The guts of the story is that a motivated and sharp person like Mr. Desai can get along just fine without relying a whole lot on traditional publishing companies’ products. The write up is a tutorial on how to stay informed and use information instead of working the way people did in the Dark Ages. In case the clear explanation and links don’t drive the point home, a nifty diagram is included. I wanted to reproduce it, but the goose does not need a legal eagle darkening his Harrod’s Creek sky. Just navigate to the story on TechCrunch and scroll down until you see the headline “Social Distribution Channels.” You are there.

Several observations:

First, I think the article makes clear how traditional media faces an uphill battle in its slog against the digital environment.

Second, I like very much the method of Mr. Desai. I picked up a few good ideas too.

Third, TechCruch has used an F Scott Fitzgerald technical with a wonderful adeptness.

I wonder if the traditional media know that they have been run through with cold digital steel?

Stephen Arnold, November 24, 2009

I wish to disclose to the National Gallery of Art that I was not paid to write about this artistic piercing of traditional media.

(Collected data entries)
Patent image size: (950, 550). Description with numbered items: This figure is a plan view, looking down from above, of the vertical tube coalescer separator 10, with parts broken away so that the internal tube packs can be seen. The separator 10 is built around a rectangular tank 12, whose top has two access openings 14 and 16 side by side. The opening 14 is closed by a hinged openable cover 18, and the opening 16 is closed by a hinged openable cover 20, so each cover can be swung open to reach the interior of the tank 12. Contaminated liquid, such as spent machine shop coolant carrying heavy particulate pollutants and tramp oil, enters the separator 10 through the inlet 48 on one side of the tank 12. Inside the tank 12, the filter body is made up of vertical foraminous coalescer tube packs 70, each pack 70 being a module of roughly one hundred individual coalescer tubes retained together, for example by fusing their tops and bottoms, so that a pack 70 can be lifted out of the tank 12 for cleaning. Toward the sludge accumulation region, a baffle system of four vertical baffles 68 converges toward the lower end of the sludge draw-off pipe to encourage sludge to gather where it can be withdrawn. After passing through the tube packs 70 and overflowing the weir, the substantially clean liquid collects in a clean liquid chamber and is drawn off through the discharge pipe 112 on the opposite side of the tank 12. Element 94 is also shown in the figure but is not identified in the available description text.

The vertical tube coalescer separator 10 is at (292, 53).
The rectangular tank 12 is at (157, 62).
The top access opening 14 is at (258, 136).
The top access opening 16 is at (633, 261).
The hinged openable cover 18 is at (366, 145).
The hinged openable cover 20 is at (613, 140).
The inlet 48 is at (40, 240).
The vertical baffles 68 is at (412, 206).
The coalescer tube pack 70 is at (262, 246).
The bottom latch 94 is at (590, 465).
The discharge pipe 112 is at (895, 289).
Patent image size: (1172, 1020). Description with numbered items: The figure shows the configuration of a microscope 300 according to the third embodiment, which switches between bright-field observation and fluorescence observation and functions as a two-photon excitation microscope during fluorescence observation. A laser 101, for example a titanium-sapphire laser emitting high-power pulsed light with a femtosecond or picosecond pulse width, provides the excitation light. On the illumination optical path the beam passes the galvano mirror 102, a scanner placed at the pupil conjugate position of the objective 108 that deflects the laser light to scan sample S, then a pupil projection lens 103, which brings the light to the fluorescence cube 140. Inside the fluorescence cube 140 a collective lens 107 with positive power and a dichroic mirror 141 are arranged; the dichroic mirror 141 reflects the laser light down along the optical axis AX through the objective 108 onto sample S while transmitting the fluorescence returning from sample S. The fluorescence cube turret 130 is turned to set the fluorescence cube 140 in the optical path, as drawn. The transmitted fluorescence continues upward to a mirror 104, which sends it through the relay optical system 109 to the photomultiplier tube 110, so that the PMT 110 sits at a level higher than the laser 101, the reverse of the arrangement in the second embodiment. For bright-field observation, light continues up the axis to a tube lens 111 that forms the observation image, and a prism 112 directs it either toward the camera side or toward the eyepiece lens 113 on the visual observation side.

**WHAT YOU HAVE TO DO:** Please copy the text about traditional media from "Second, I like" to "of traditional media.", substituting "legacy media" for "traditional media".

**REPLY TO THE TASK:**
Second, I like very much the method of Mr. Desai. I picked up a few good ideas too.

Third, TechCruch has used an F Scott Fitzgerald technical with a wonderful adeptness.

I wonder if the legacy media know that they have been run through with cold digital steel?

Stephen Arnold, November 24, 2009

I wish to disclose to the National Gallery of Art that I was not paid to write about this artistic piercing of legacy media.